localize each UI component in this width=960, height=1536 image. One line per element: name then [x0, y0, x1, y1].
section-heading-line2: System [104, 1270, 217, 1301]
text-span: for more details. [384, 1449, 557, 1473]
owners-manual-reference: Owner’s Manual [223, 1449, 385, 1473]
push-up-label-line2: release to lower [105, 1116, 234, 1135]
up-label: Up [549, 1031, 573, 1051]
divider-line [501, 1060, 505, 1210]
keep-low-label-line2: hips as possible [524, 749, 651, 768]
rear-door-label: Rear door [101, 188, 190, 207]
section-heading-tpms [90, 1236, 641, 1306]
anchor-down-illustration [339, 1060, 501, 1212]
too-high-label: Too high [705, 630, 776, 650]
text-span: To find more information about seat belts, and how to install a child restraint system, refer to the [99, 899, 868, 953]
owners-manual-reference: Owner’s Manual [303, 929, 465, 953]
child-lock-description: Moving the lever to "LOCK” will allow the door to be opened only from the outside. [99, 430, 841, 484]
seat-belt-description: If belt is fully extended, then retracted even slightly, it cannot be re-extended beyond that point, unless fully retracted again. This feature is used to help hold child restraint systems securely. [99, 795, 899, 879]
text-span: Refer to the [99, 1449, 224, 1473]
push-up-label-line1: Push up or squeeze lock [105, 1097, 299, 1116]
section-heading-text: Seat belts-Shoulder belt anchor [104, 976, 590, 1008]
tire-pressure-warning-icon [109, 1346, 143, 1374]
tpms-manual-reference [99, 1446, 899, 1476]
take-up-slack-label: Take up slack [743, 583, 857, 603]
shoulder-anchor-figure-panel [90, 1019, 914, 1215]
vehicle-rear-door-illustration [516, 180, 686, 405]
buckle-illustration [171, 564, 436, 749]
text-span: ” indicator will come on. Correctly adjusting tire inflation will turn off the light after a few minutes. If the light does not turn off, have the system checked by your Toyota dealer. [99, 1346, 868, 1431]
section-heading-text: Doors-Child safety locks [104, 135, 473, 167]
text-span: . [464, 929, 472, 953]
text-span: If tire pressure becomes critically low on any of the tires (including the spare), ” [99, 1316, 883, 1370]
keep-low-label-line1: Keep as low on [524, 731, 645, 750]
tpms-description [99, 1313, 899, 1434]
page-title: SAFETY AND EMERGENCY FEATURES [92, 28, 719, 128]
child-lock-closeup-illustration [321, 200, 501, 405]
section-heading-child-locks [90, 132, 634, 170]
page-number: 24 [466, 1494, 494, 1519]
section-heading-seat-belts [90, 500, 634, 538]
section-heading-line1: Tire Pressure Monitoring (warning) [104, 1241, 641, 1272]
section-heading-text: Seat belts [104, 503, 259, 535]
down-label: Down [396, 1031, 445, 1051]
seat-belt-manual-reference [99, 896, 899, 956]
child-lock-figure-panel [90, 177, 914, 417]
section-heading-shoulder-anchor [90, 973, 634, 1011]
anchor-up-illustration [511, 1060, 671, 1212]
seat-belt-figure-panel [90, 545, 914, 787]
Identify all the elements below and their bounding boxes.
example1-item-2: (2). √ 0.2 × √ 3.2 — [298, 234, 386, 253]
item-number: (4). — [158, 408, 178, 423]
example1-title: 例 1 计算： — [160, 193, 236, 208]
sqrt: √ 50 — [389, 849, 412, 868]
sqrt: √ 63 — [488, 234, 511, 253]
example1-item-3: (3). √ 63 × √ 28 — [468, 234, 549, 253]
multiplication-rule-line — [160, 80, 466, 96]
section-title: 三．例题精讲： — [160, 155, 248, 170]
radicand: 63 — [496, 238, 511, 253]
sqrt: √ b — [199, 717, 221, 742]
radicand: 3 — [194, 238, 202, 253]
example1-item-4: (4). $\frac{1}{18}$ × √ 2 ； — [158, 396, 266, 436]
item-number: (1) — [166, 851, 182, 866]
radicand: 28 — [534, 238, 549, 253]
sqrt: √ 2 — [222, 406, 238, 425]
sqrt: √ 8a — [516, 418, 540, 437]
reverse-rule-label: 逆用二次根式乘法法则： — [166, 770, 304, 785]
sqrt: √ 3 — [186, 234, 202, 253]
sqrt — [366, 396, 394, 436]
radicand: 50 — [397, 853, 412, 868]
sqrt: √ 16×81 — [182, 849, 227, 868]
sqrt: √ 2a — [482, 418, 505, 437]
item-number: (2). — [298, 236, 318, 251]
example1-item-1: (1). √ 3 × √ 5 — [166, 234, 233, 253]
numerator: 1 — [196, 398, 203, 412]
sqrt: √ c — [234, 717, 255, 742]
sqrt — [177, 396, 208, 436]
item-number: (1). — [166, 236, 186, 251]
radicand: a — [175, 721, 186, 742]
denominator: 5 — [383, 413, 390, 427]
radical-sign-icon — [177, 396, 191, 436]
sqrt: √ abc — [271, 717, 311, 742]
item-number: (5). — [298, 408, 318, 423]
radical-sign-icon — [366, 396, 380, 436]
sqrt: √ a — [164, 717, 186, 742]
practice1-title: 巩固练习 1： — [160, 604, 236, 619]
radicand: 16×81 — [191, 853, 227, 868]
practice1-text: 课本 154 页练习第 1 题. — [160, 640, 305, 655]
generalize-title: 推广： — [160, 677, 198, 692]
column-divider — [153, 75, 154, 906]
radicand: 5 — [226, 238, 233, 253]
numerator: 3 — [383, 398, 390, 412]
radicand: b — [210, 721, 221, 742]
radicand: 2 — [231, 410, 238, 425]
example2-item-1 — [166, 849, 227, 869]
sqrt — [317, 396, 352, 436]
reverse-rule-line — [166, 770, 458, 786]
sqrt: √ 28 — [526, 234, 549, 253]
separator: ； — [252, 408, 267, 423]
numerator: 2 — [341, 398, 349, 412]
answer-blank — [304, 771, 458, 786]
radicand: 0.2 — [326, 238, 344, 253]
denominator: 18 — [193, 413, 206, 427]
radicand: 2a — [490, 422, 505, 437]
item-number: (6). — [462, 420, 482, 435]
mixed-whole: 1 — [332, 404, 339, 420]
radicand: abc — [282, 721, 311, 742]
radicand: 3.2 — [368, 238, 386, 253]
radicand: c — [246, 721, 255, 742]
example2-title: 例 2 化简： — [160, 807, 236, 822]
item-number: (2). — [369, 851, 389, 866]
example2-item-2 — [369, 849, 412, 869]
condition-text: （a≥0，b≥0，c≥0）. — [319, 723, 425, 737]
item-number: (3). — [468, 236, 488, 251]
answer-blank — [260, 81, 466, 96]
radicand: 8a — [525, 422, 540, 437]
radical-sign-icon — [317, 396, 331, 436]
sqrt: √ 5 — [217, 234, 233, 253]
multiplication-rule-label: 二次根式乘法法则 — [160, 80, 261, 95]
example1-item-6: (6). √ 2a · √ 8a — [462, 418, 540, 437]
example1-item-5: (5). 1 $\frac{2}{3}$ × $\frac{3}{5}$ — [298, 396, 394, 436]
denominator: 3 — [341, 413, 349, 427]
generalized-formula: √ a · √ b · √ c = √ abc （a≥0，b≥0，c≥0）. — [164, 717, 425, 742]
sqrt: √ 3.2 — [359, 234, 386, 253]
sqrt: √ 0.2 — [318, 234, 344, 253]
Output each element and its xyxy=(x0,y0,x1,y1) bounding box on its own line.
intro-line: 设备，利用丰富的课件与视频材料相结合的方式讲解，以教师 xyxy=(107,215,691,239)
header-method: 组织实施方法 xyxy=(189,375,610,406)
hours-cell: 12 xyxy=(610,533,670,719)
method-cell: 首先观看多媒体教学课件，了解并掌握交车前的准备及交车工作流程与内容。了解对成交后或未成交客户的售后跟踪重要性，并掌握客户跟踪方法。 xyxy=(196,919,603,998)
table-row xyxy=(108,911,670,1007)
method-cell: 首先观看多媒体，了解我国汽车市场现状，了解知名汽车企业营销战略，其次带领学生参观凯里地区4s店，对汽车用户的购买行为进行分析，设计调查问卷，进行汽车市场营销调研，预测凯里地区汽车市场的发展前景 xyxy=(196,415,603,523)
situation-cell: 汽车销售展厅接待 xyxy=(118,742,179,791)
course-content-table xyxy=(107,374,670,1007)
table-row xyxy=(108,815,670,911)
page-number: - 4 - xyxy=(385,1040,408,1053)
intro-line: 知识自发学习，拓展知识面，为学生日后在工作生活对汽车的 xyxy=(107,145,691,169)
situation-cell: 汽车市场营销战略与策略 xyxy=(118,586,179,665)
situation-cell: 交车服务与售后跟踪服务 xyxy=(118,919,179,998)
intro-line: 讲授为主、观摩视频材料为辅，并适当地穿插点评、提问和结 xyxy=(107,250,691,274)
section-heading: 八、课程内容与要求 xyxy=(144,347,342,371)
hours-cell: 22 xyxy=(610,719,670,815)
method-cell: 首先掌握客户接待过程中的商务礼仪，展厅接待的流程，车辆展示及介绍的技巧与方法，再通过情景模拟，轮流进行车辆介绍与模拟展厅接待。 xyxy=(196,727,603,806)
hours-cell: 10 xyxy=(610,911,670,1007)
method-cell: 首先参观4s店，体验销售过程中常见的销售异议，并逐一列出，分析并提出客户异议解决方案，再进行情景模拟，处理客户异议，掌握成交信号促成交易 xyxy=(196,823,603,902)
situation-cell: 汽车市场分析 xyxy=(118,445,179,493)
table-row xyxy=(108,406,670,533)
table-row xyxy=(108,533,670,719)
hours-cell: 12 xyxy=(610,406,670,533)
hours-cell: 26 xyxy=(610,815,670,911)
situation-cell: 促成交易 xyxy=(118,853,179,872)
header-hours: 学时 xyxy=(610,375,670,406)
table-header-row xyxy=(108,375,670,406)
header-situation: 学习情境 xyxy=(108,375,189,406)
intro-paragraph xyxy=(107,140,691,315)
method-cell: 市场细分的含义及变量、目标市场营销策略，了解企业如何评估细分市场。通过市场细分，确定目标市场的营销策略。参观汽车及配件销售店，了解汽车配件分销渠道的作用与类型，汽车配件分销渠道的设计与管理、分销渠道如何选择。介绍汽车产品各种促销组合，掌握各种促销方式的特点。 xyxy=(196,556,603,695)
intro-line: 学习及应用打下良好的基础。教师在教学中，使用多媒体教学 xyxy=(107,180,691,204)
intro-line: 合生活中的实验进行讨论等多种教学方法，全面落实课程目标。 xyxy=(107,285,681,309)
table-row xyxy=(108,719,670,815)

────────────────

OBJECTIVE: Reproduce verbatim the material from its first line up to and including the line with "too-high-label: Too high [705, 630, 776, 650]".

FULL RESPONSE:
localize each UI component in this width=960, height=1536 image. One line per element: name then [x0, y0, x1, y1].
section-heading-line2: System [104, 1270, 217, 1301]
text-span: for more details. [384, 1449, 557, 1473]
owners-manual-reference: Owner’s Manual [223, 1449, 385, 1473]
push-up-label-line2: release to lower [105, 1116, 234, 1135]
up-label: Up [549, 1031, 573, 1051]
divider-line [501, 1060, 505, 1210]
keep-low-label-line2: hips as possible [524, 749, 651, 768]
rear-door-label: Rear door [101, 188, 190, 207]
section-heading-tpms [90, 1236, 641, 1306]
anchor-down-illustration [339, 1060, 501, 1212]
too-high-label: Too high [705, 630, 776, 650]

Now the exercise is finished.